▸ **WORK ITEM**: Each record is to be duplicated exactly, with nothing added.
-- TASK INPUTS follows --
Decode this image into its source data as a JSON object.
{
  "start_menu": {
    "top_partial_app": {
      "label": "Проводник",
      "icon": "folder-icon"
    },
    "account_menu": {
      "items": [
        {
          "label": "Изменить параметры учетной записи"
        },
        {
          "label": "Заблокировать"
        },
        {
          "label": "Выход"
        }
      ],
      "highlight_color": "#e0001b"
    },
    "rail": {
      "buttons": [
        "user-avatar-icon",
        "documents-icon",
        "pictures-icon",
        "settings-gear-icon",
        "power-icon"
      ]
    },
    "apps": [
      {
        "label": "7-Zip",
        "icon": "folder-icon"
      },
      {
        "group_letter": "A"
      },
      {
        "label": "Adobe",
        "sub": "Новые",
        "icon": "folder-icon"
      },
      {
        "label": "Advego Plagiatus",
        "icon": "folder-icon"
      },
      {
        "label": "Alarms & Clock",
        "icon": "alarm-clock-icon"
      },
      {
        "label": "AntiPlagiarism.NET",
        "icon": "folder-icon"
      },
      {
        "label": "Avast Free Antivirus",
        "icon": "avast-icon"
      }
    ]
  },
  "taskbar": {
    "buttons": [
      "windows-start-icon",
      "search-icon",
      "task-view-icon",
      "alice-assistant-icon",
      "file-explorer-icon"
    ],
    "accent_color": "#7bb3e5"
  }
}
-- TASK INPUTS concluded --
▸ **WRITTEN RESPONSE**:
Decode this image into its source data as a JSON object.
{
  "start_menu": {
    "top_partial_app": {
      "label": "Проводник",
      "icon": "folder-icon"
    },
    "account_menu": {
      "items": [
        {
          "label": "Изменить параметры учетной записи"
        },
        {
          "label": "Заблокировать"
        },
        {
          "label": "Выход"
        }
      ],
      "highlight_color": "#e0001b"
    },
    "rail": {
      "buttons": [
        "user-avatar-icon",
        "documents-icon",
        "pictures-icon",
        "settings-gear-icon",
        "power-icon"
      ]
    },
    "apps": [
      {
        "label": "7-Zip",
        "icon": "folder-icon"
      },
      {
        "group_letter": "A"
      },
      {
        "label": "Adobe",
        "sub": "Новые",
        "icon": "folder-icon"
      },
      {
        "label": "Advego Plagiatus",
        "icon": "folder-icon"
      },
      {
        "label": "Alarms & Clock",
        "icon": "alarm-clock-icon"
      },
      {
        "label": "AntiPlagiarism.NET",
        "icon": "folder-icon"
      },
      {
        "label": "Avast Free Antivirus",
        "icon": "avast-icon"
      }
    ]
  },
  "taskbar": {
    "buttons": [
      "windows-start-icon",
      "search-icon",
      "task-view-icon",
      "alice-assistant-icon",
      "file-explorer-icon"
    ],
    "accent_color": "#7bb3e5"
  }
}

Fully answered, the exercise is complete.